◆ **Goal**:
Can you write out the records below with every "series-line" swapped for "trend-line", changing nothing else and leaving out the pictures?
____ Dataset entries
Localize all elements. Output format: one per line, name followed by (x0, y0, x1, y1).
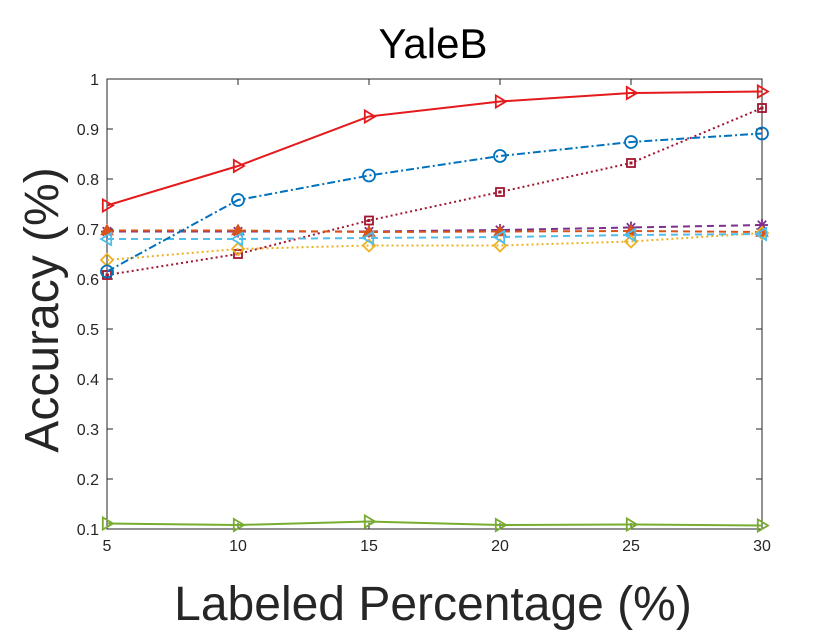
y-tick-label: 0.5 (77, 322, 99, 339)
data-point (757, 103, 767, 113)
x-tick-label: 20 (491, 538, 509, 555)
y-axis-label: Accuracy (%) (16, 167, 69, 452)
y-tick-label: 0.1 (77, 522, 99, 539)
y-tick-label: 0.9 (77, 122, 99, 139)
square-marker-dot (367, 219, 371, 222)
data-point (231, 193, 245, 207)
data-point (756, 83, 770, 100)
series-line (106, 107, 763, 276)
y-tick-label: 0.3 (77, 422, 99, 439)
data-point (493, 224, 507, 237)
axes-box (106, 78, 763, 530)
data-point (363, 108, 377, 125)
y-tick-label: 1 (90, 72, 99, 89)
data-point (624, 135, 638, 149)
series-5 (99, 226, 768, 247)
y-tick-label: 0.2 (77, 472, 99, 489)
data-point (363, 513, 377, 530)
data-point (100, 264, 114, 279)
data-point (494, 93, 508, 110)
square-marker (626, 158, 636, 168)
x-axis-label: Labeled Percentage (%) (174, 578, 692, 630)
series-6 (100, 126, 769, 279)
data-point (626, 158, 636, 168)
data-point (492, 229, 506, 245)
series-1 (101, 219, 768, 238)
square-marker-dot (629, 161, 633, 165)
square-marker (757, 103, 767, 113)
data-point (230, 231, 244, 247)
series-line (106, 232, 763, 261)
series-line (106, 520, 763, 527)
data-point (494, 517, 508, 533)
series-7 (101, 513, 770, 534)
x-tick-label: 30 (753, 538, 771, 555)
data-point (623, 227, 637, 243)
y-tick-label: 0.4 (77, 372, 99, 389)
plot-area: 5 10 15 20 25 30 0.1 0.2 0.3 0.4 0.5 0.6 0.7 0.8 0.9 1 (77, 72, 771, 555)
data-point (362, 168, 376, 183)
data-point (99, 231, 113, 247)
data-point (755, 126, 769, 141)
series-line (107, 229, 763, 234)
series-line (106, 132, 763, 273)
data-point (625, 516, 639, 533)
data-point (101, 515, 115, 532)
square-marker-dot (105, 273, 109, 277)
star-stroke (757, 220, 767, 230)
data-point (232, 517, 246, 533)
series-line (107, 233, 763, 240)
y-tick-label: 0.8 (77, 172, 99, 189)
square-marker (364, 215, 374, 226)
square-marker (495, 187, 505, 197)
series-line (106, 90, 763, 207)
y-tick-label: 0.6 (77, 272, 99, 289)
x-tick-label: 10 (229, 538, 247, 555)
data-point (230, 241, 246, 257)
data-point (364, 215, 374, 226)
x-tick-label: 25 (622, 538, 640, 555)
x-tick-label: 5 (103, 538, 112, 555)
square-marker-dot (760, 106, 764, 110)
chart-title: YaleB (379, 20, 488, 67)
square-marker-dot (498, 190, 502, 194)
data-point (101, 197, 115, 214)
data-point (625, 85, 639, 101)
data-point (756, 517, 770, 534)
data-point (361, 230, 375, 246)
data-point (493, 149, 507, 163)
series-8 (101, 83, 770, 214)
y-tick-label: 0.7 (77, 222, 99, 239)
data-point (754, 226, 768, 242)
x-tick-label: 15 (360, 538, 378, 555)
data-point (495, 187, 505, 197)
data-point (232, 158, 246, 174)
________
◆ **Answer to this exercise**:
Localize all elements. Output format: one per line, name followed by (x0, y0, x1, y1).
y-tick-label: 0.5 (77, 322, 99, 339)
data-point (757, 103, 767, 113)
x-tick-label: 20 (491, 538, 509, 555)
y-axis-label: Accuracy (%) (16, 167, 69, 452)
y-tick-label: 0.1 (77, 522, 99, 539)
y-tick-label: 0.9 (77, 122, 99, 139)
square-marker-dot (367, 219, 371, 222)
data-point (231, 193, 245, 207)
data-point (756, 83, 770, 100)
trend-line (106, 107, 763, 276)
y-tick-label: 0.3 (77, 422, 99, 439)
data-point (493, 224, 507, 237)
axes-box (106, 78, 763, 530)
data-point (363, 108, 377, 125)
y-tick-label: 1 (90, 72, 99, 89)
data-point (624, 135, 638, 149)
series-5 (99, 226, 768, 247)
y-tick-label: 0.2 (77, 472, 99, 489)
data-point (363, 513, 377, 530)
data-point (100, 264, 114, 279)
data-point (494, 93, 508, 110)
square-marker (626, 158, 636, 168)
x-axis-label: Labeled Percentage (%) (174, 578, 692, 630)
series-6 (100, 126, 769, 279)
data-point (626, 158, 636, 168)
data-point (492, 229, 506, 245)
series-1 (101, 219, 768, 238)
square-marker-dot (629, 161, 633, 165)
square-marker (757, 103, 767, 113)
data-point (230, 231, 244, 247)
trend-line (106, 232, 763, 261)
trend-line (106, 520, 763, 527)
data-point (494, 517, 508, 533)
series-7 (101, 513, 770, 534)
x-tick-label: 30 (753, 538, 771, 555)
data-point (623, 227, 637, 243)
y-tick-label: 0.4 (77, 372, 99, 389)
plot-area: 5 10 15 20 25 30 0.1 0.2 0.3 0.4 0.5 0.6 0.7 0.8 0.9 1 (77, 72, 771, 555)
data-point (362, 168, 376, 183)
data-point (99, 231, 113, 247)
data-point (755, 126, 769, 141)
trend-line (107, 229, 763, 234)
trend-line (106, 132, 763, 273)
data-point (625, 516, 639, 533)
data-point (101, 515, 115, 532)
square-marker-dot (105, 273, 109, 277)
star-stroke (757, 220, 767, 230)
data-point (232, 517, 246, 533)
trend-line (107, 233, 763, 240)
y-tick-label: 0.8 (77, 172, 99, 189)
square-marker (364, 215, 374, 226)
square-marker (495, 187, 505, 197)
trend-line (106, 90, 763, 207)
y-tick-label: 0.6 (77, 272, 99, 289)
x-tick-label: 10 (229, 538, 247, 555)
data-point (230, 241, 246, 257)
data-point (364, 215, 374, 226)
x-tick-label: 25 (622, 538, 640, 555)
x-tick-label: 5 (103, 538, 112, 555)
square-marker-dot (760, 106, 764, 110)
chart-title: YaleB (379, 20, 488, 67)
square-marker-dot (498, 190, 502, 194)
data-point (101, 197, 115, 214)
data-point (625, 85, 639, 101)
data-point (756, 517, 770, 534)
data-point (361, 230, 375, 246)
data-point (493, 149, 507, 163)
series-8 (101, 83, 770, 214)
y-tick-label: 0.7 (77, 222, 99, 239)
data-point (754, 226, 768, 242)
x-tick-label: 15 (360, 538, 378, 555)
data-point (495, 187, 505, 197)
data-point (232, 158, 246, 174)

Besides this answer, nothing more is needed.